Data records:
- - -

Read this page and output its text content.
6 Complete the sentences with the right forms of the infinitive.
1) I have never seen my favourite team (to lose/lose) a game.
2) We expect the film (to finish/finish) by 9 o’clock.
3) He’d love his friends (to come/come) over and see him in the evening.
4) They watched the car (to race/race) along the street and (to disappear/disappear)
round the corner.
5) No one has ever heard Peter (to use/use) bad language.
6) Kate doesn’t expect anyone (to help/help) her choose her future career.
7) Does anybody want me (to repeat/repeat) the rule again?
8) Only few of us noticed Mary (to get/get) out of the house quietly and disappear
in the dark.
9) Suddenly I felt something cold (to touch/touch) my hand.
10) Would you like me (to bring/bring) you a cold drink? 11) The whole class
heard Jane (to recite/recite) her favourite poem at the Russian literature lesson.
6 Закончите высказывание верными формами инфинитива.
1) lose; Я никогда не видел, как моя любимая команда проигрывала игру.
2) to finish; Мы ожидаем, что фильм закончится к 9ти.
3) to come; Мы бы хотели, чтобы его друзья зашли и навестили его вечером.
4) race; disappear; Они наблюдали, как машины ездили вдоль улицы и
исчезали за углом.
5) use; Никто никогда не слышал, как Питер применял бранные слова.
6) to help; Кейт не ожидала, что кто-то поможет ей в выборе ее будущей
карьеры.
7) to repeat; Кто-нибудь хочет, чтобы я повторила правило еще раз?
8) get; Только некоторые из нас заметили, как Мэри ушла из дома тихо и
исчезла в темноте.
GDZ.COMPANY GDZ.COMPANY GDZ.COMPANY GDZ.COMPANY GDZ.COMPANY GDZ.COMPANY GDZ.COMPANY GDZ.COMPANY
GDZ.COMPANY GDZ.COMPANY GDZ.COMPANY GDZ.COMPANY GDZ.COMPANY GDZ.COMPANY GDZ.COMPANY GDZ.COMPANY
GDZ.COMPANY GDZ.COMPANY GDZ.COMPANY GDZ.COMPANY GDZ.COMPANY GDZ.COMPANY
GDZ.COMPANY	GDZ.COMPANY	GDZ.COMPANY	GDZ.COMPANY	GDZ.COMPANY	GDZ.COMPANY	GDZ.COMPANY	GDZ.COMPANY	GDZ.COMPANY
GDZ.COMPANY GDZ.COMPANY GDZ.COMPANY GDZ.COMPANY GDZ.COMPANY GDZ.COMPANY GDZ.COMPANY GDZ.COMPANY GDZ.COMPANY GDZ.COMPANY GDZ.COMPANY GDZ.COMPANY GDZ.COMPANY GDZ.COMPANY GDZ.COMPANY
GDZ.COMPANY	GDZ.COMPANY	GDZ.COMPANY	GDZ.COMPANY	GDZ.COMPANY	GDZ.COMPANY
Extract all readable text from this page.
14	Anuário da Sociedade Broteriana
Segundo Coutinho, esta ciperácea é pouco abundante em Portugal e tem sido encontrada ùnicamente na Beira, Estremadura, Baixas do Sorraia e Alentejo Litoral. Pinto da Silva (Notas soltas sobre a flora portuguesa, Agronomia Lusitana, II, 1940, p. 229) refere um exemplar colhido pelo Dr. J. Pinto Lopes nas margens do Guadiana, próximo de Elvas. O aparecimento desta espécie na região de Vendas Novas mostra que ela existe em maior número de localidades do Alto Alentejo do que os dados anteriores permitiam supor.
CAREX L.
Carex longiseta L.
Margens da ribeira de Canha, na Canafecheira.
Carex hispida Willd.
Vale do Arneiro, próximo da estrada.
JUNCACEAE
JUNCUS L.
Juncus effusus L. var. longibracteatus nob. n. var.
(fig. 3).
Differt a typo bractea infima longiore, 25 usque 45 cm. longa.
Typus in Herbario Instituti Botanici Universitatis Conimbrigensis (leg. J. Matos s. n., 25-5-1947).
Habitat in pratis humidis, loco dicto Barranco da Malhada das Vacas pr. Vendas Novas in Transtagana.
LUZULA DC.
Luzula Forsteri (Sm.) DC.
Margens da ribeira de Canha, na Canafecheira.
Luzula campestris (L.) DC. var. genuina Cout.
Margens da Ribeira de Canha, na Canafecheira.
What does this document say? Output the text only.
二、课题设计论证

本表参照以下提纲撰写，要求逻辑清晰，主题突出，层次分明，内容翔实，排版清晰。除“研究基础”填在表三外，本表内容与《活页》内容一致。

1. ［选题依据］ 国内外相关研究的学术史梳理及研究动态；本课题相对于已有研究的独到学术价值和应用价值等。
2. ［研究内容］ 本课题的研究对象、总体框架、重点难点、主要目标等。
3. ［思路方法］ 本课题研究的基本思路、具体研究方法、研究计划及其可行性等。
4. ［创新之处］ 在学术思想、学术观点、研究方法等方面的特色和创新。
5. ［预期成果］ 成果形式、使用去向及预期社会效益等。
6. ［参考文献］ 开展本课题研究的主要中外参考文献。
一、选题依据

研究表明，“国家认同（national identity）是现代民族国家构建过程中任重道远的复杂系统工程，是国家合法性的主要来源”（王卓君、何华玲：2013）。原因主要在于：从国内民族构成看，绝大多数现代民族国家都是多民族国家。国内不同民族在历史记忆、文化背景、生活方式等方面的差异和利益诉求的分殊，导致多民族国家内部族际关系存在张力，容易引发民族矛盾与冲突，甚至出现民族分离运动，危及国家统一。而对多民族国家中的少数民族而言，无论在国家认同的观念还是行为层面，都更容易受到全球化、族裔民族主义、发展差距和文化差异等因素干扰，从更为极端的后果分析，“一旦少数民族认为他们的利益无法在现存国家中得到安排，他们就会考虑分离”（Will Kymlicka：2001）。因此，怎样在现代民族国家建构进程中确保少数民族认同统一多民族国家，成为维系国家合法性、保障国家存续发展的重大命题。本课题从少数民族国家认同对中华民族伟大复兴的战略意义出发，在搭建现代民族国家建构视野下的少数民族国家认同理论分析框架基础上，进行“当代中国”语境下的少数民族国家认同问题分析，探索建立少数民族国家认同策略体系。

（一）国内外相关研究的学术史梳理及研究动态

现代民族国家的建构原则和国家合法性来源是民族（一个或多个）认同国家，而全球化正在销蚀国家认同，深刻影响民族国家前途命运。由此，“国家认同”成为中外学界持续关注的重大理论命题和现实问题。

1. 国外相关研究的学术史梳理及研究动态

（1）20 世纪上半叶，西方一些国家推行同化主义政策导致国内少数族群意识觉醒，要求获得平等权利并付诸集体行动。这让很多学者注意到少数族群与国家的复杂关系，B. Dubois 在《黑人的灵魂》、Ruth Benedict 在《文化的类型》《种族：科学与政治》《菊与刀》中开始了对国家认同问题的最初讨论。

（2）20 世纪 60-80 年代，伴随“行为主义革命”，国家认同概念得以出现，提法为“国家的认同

- - -

REQUIRED WORK: Pick out and copy every line that contains the word "Novas".

ANSWER TO THE TASK:
Segundo Coutinho, esta ciperácea é pouco abundante em Portugal e tem sido encontrada ùnicamente na Beira, Estremadura, Baixas do Sorraia e Alentejo Litoral. Pinto da Silva (Notas soltas sobre a flora portuguesa, Agronomia Lusitana, II, 1940, p. 229) refere um exemplar colhido pelo Dr. J. Pinto Lopes nas margens do Guadiana, próximo de Elvas. O aparecimento desta espécie na região de Vendas Novas mostra que ela existe em maior número de localidades do Alto Alentejo do que os dados anteriores permitiam supor.
Habitat in pratis humidis, loco dicto Barranco da Malhada das Vacas pr. Vendas Novas in Transtagana.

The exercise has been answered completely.